[Stored items]
***
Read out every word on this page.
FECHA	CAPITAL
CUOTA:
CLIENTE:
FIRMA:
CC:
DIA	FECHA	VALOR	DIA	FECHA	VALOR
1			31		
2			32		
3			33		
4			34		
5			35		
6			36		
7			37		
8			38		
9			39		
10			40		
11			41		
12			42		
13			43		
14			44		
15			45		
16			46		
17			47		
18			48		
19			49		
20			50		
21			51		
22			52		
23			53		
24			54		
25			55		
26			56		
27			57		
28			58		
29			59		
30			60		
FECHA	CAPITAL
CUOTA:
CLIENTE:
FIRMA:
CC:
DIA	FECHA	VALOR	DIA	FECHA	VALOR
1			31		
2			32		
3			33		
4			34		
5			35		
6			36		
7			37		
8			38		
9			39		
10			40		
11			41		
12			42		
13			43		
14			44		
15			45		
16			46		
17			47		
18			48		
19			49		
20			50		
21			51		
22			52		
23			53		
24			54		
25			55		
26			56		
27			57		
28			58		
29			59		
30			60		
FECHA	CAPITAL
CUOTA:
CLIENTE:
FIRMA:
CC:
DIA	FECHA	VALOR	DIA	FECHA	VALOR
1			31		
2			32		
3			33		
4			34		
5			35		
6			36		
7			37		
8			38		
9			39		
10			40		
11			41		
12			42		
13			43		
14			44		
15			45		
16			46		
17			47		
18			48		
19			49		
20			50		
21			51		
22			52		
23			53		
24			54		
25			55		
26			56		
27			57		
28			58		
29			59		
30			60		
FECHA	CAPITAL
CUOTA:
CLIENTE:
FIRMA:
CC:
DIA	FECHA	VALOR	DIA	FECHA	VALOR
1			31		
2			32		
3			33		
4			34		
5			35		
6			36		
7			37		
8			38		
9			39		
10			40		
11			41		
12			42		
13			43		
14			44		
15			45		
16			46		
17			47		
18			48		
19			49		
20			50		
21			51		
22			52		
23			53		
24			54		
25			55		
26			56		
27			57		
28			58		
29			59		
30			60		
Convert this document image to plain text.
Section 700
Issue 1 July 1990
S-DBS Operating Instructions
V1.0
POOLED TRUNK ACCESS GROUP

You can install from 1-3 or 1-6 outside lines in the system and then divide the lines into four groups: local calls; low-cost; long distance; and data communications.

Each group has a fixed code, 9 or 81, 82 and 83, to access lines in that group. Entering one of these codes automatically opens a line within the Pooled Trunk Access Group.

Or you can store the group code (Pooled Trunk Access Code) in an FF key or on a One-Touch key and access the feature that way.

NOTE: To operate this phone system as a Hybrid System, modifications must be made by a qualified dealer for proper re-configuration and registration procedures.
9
***
What you will do: Copy each line of the data above that holds "code".

Completed exercise:
Each group has a fixed code, 9 or 81, 82 and 83, to access lines in that group. Entering one of these codes automatically opens a line within the Pooled Trunk Access Group.
Or you can store the group code (Pooled Trunk Access Code) in an FF key or on a One-Touch key and access the feature that way.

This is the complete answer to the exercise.